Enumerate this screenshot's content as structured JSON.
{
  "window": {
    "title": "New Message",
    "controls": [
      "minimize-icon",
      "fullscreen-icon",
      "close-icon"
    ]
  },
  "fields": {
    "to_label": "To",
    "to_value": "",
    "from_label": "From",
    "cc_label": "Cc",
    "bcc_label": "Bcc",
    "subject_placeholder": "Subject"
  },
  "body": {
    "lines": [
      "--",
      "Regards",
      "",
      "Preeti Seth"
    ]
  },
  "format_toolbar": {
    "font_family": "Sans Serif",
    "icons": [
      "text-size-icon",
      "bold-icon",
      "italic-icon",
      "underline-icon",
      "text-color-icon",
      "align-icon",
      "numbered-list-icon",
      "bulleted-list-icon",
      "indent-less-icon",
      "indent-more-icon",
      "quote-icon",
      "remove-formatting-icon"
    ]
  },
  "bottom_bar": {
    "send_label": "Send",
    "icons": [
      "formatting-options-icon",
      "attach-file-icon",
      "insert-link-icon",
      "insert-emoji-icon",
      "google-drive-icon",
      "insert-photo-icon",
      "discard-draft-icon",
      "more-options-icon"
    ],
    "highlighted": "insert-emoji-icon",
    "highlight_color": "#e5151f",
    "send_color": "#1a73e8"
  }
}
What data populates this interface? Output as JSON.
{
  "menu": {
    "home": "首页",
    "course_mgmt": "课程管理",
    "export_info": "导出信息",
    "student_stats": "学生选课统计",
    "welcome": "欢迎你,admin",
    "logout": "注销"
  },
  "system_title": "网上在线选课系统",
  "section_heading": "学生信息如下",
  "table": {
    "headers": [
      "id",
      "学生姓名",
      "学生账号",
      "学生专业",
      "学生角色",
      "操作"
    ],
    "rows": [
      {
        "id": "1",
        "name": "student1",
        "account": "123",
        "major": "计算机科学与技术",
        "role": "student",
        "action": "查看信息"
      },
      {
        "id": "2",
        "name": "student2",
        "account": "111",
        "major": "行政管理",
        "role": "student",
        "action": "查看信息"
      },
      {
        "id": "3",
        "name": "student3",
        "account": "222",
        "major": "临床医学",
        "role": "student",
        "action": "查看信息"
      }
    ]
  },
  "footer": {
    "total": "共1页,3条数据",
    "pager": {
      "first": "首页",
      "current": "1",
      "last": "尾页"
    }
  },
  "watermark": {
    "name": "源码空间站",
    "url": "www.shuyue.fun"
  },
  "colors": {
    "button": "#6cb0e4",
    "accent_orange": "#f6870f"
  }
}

————

■ **WHAT THIS TASK INVOLVES**: How many lines in these records hold the string "major"? Reply with the number alone.

■ **WORKED SOLUTION**: 3